Given request
Go through the listing and copy each line with the string "like".
* * *
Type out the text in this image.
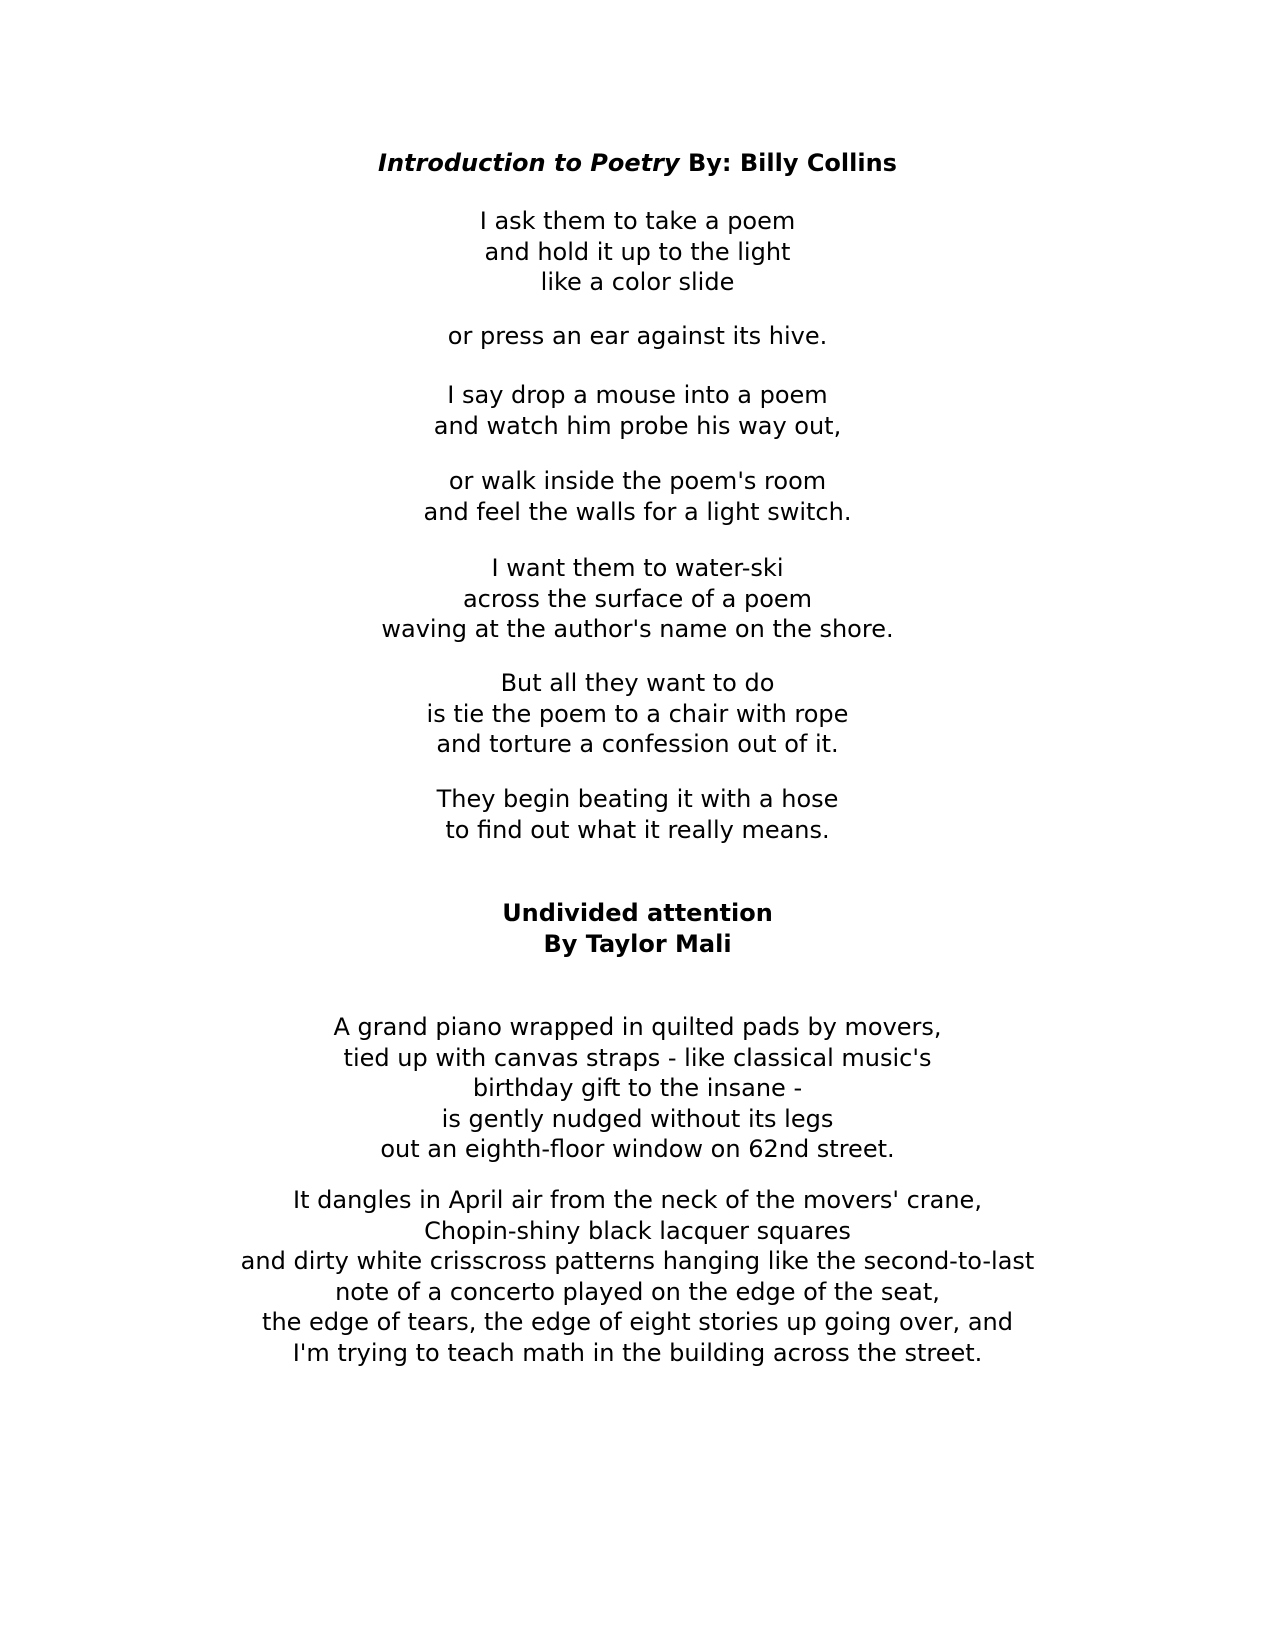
Introduction to Poetry By: Billy Collins
I ask them to take a poem
and hold it up to the light
like a color slide
or press an ear against its hive.
I say drop a mouse into a poem
and watch him probe his way out,
or walk inside the poem's room
and feel the walls for a light switch.
I want them to water-ski
across the surface of a poem
waving at the author's name on the shore.
But all they want to do
is tie the poem to a chair with rope
and torture a confession out of it.
They begin beating it with a hose
to find out what it really means.
Undivided attention
By Taylor Mali
A grand piano wrapped in quilted pads by movers,
tied up with canvas straps - like classical music's
birthday gift to the insane -
is gently nudged without its legs
out an eighth-floor window on 62nd street.
It dangles in April air from the neck of the movers' crane,
Chopin-shiny black lacquer squares
and dirty white crisscross patterns hanging like the second-to-last
note of a concerto played on the edge of the seat,
the edge of tears, the edge of eight stories up going over, and
I'm trying to teach math in the building across the street.
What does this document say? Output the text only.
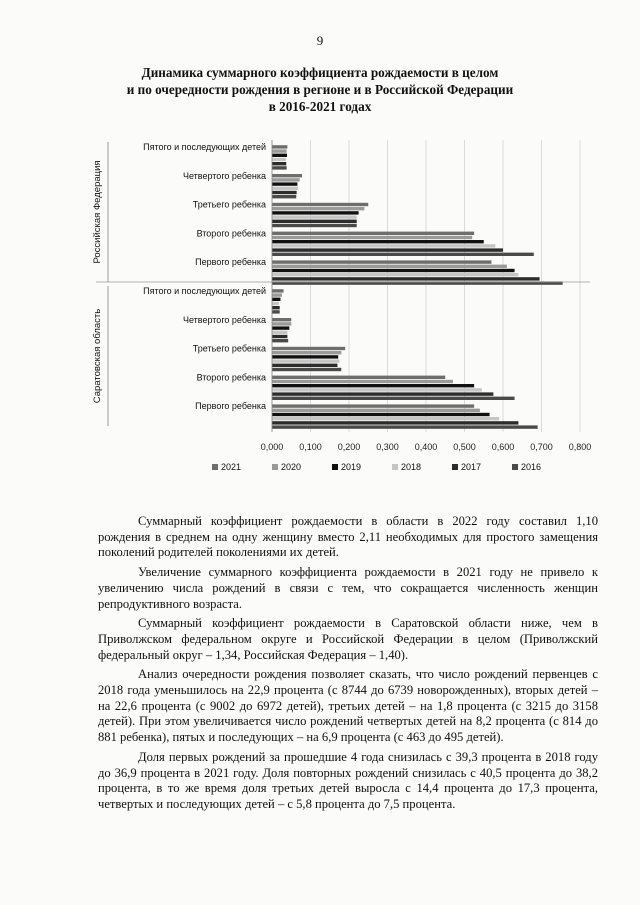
9
Динамика суммарного коэффициента рождаемости в целом
и по очередности рождения в регионе и в Российской Федерации
в 2016-2021 годах
0,000 0,100 0,200 0,300 0,400 0,500 0,600 0,700 0,800
Российская Федерация
Пятого и последующих детей
Четвертого ребенка
Третьего ребенка
Второго ребенка
Первого ребенка
Саратовская область
Пятого и последующих детей
Четвертого ребенка
Третьего ребенка
Второго ребенка
Первого ребенка
2021	2020	2019	2018	2017	2016

Суммарный коэффициент рождаемости в области в 2022 году составил 1,10 рождения в среднем на одну женщину вместо 2,11 необходимых для простого замещения поколений родителей поколениями их детей.

Увеличение суммарного коэффициента рождаемости в 2021 году не привело к увеличению числа рождений в связи с тем, что сокращается численность женщин репродуктивного возраста.

Суммарный коэффициент рождаемости в Саратовской области ниже, чем в Приволжском федеральном округе и Российской Федерации в целом (Приволжский федеральный округ – 1,34, Российская Федерация – 1,40).

Анализ очередности рождения позволяет сказать, что число рождений первенцев с 2018 года уменьшилось на 22,9 процента (с 8744 до 6739 новорожденных), вторых детей – на 22,6 процента (с 9002 до 6972 детей), третьих детей – на 1,8 процента (с 3215 до 3158 детей). При этом увеличивается число рождений четвертых детей на 8,2 процента (с 814 до 881 ребенка), пятых и последующих – на 6,9 процента (с 463 до 495 детей).

Доля первых рождений за прошедшие 4 года снизилась с 39,3 процента в 2018 году до 36,9 процента в 2021 году. Доля повторных рождений снизилась с 40,5 процента до 38,2 процента, в то же время доля третьих детей выросла с 14,4 процента до 17,3 процента, четвертых и последующих детей – с 5,8 процента до 7,5 процента.
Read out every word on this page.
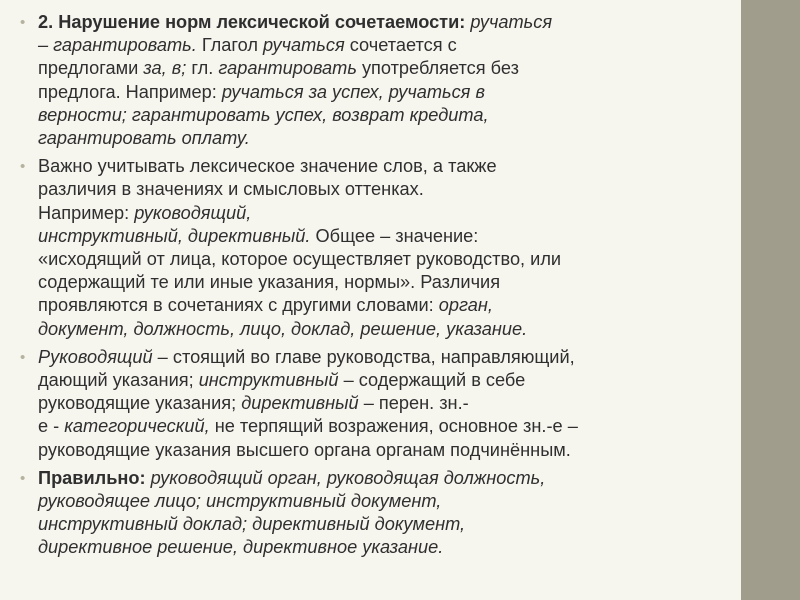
• 2. Нарушение норм лексической сочетаемости: ручаться
– гарантировать. Глагол ручаться сочетается с
предлогами за, в; гл. гарантировать употребляется без
предлога. Например: ручаться за успех, ручаться в
верности; гарантировать успех, возврат кредита,
гарантировать оплату.
• Важно учитывать лексическое значение слов, а также
различия в значениях и смысловых оттенках.
Например: руководящий,
инструктивный, директивный. Общее – значение:
«исходящий от лица, которое осуществляет руководство, или
содержащий те или иные указания, нормы». Различия
проявляются в сочетаниях с другими словами: орган,
документ, должность, лицо, доклад, решение, указание.
• Руководящий – стоящий во главе руководства, направляющий,
дающий указания; инструктивный – содержащий в себе
руководящие указания; директивный – перен. зн.-
е - категорический, не терпящий возражения, основное зн.-е –
руководящие указания высшего органа органам подчинённым.
• Правильно: руководящий орган, руководящая должность,
руководящее лицо; инструктивный документ,
инструктивный доклад; директивный документ,
директивное решение, директивное указание.
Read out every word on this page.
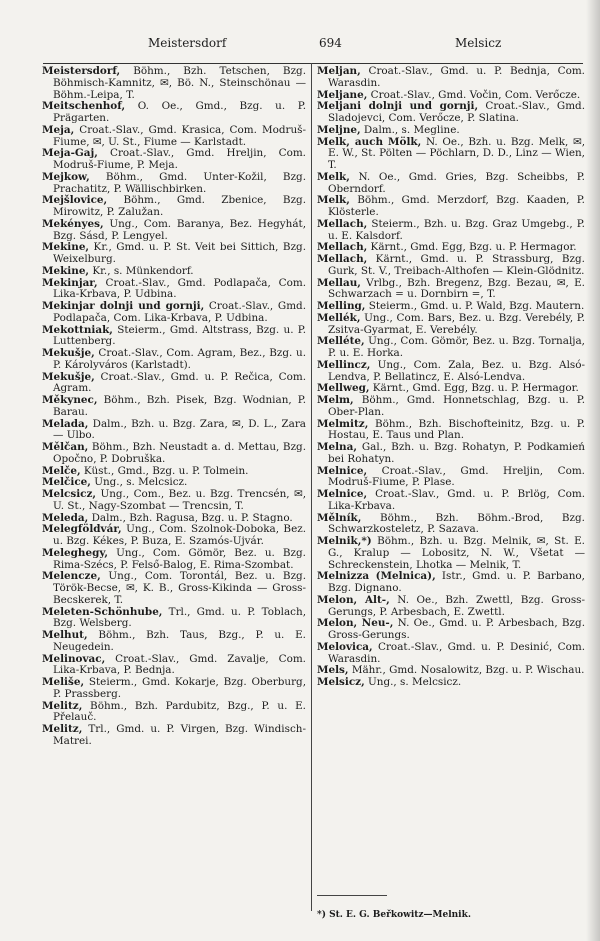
Meistersdorf	694	Melsicz

Meistersdorf, Böhm., Bzh. Tetschen, Bzg. Böhmisch-Kamnitz, ✉, Bö. N., Steinschönau — Böhm.-Leipa, T.

Meitschenhof, O. Oe., Gmd., Bzg. u. P. Prägarten.

Meja, Croat.-Slav., Gmd. Krasica, Com. Modruš-Fiume, ✉, U. St., Fiume — Karlstadt.

Meja-Gaj, Croat.-Slav., Gmd. Hreljin, Com. Modruš-Fiume, P. Meja.

Mejkow, Böhm., Gmd. Unter-Kožil, Bzg. Prachatitz, P. Wällischbirken.

Mejšlovice, Böhm., Gmd. Zbenice, Bzg. Mirowitz, P. Zalužan.

Mekényes, Ung., Com. Baranya, Bez. Hegyhát, Bzg. Sásd, P. Lengyel.

Mekine, Kr., Gmd. u. P. St. Veit bei Sittich, Bzg. Weixelburg.

Mekine, Kr., s. Münkendorf.

Mekinjar, Croat.-Slav., Gmd. Podlapača, Com. Lika-Krbava, P. Udbina.

Mekinjar dolnji und gornji, Croat.-Slav., Gmd. Podlapača, Com. Lika-Krbava, P. Udbina.

Mekottniak, Steierm., Gmd. Altstrass, Bzg. u. P. Luttenberg.

Mekušje, Croat.-Slav., Com. Agram, Bez., Bzg. u. P. Károlyváros (Karlstadt).

Mekušje, Croat.-Slav., Gmd. u. P. Rečica, Com. Agram.

Měkynec, Böhm., Bzh. Pisek, Bzg. Wodnian, P. Barau.

Melada, Dalm., Bzh. u. Bzg. Zara, ✉, D. L., Zara — Ulbo.

Mělčan, Böhm., Bzh. Neustadt a. d. Mettau, Bzg. Opočno, P. Dobruška.

Melče, Küst., Gmd., Bzg. u. P. Tolmein.

Melčice, Ung., s. Melcsicz.

Melcsicz, Ung., Com., Bez. u. Bzg. Trencsén, ✉, U. St., Nagy-Szombat — Trencsin, T.

Meleda, Dalm., Bzh. Ragusa, Bzg. u. P. Stagno.

Melegföldvár, Ung., Com. Szolnok-Doboka, Bez. u. Bzg. Kékes, P. Buza, E. Szamós-Ujvár.

Meleghegy, Ung., Com. Gömör, Bez. u. Bzg. Rima-Szécs, P. Felső-Balog, E. Rima-Szombat.

Melencze, Ung., Com. Torontál, Bez. u. Bzg. Török-Becse, ✉, K. B., Gross-Kikinda — Gross-Becskerek, T.

Meleten-Schönhube, Trl., Gmd. u. P. Toblach, Bzg. Welsberg.

Melhut, Böhm., Bzh. Taus, Bzg., P. u. E. Neugedein.

Melinovac, Croat.-Slav., Gmd. Zavalje, Com. Lika-Krbava, P. Bednja.

Meliše, Steierm., Gmd. Kokarje, Bzg. Oberburg, P. Prassberg.

Melitz, Böhm., Bzh. Pardubitz, Bzg., P. u. E. Přelauč.

Melitz, Trl., Gmd. u. P. Virgen, Bzg. Windisch-Matrei.

Meljan, Croat.-Slav., Gmd. u. P. Bednja, Com. Warasdin.

Meljane, Croat.-Slav., Gmd. Vočin, Com. Verőcze.

Meljani dolnji und gornji, Croat.-Slav., Gmd. Sladojevci, Com. Verőcze, P. Slatina.

Meljne, Dalm., s. Megline.

Melk, auch Mölk, N. Oe., Bzh. u. Bzg. Melk, ✉, E. W., St. Pölten — Pöchlarn, D. D., Linz — Wien, T.

Melk, N. Oe., Gmd. Gries, Bzg. Scheibbs, P. Oberndorf.

Melk, Böhm., Gmd. Merzdorf, Bzg. Kaaden, P. Klösterle.

Mellach, Steierm., Bzh. u. Bzg. Graz Umgebg., P. u. E. Kalsdorf.

Mellach, Kärnt., Gmd. Egg, Bzg. u. P. Hermagor.

Mellach, Kärnt., Gmd. u. P. Strassburg, Bzg. Gurk, St. V., Treibach-Althofen — Klein-Glödnitz.

Mellau, Vrlbg., Bzh. Bregenz, Bzg. Bezau, ✉, E. Schwarzach = u. Dornbirn =, T.

Melling, Steierm., Gmd. u. P. Wald, Bzg. Mautern.

Mellék, Ung., Com. Bars, Bez. u. Bzg. Verebély, P. Zsitva-Gyarmat, E. Verebély.

Melléte, Ung., Com. Gömör, Bez. u. Bzg. Tornalja, P. u. E. Horka.

Mellincz, Ung., Com. Zala, Bez. u. Bzg. Alsó-Lendva, P. Bellatincz, E. Alsó-Lendva.

Mellweg, Kärnt., Gmd. Egg, Bzg. u. P. Hermagor.

Melm, Böhm., Gmd. Honnetschlag, Bzg. u. P. Ober-Plan.

Melmitz, Böhm., Bzh. Bischofteinitz, Bzg. u. P. Hostau, E. Taus und Plan.

Melna, Gal., Bzh. u. Bzg. Rohatyn, P. Podkamień bei Rohatyn.

Melnice, Croat.-Slav., Gmd. Hreljin, Com. Modruš-Fiume, P. Plase.

Melnice, Croat.-Slav., Gmd. u. P. Brlög, Com. Lika-Krbava.

Mělník, Böhm., Bzh. Böhm.-Brod, Bzg. Schwarzkosteletz, P. Sazava.

Melnik,*) Böhm., Bzh. u. Bzg. Melnik, ✉, St. E. G., Kralup — Lobositz, N. W., Všetat — Schreckenstein, Lhotka — Melnik, T.

Melnizza (Melnica), Istr., Gmd. u. P. Barbano, Bzg. Dignano.

Melon, Alt-, N. Oe., Bzh. Zwettl, Bzg. Gross-Gerungs, P. Arbesbach, E. Zwettl.

Melon, Neu-, N. Oe., Gmd. u. P. Arbesbach, Bzg. Gross-Gerungs.

Melovica, Croat.-Slav., Gmd. u. P. Desinić, Com. Warasdin.

Mels, Mähr., Gmd. Nosalowitz, Bzg. u. P. Wischau.

Melsicz, Ung., s. Melcsicz.

*) St. E. G. Beřkowitz—Melnik.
* * *
Response to this task
like a color slide
tied up with canvas straps - like classical music's
and dirty white crisscross patterns hanging like the second-to-last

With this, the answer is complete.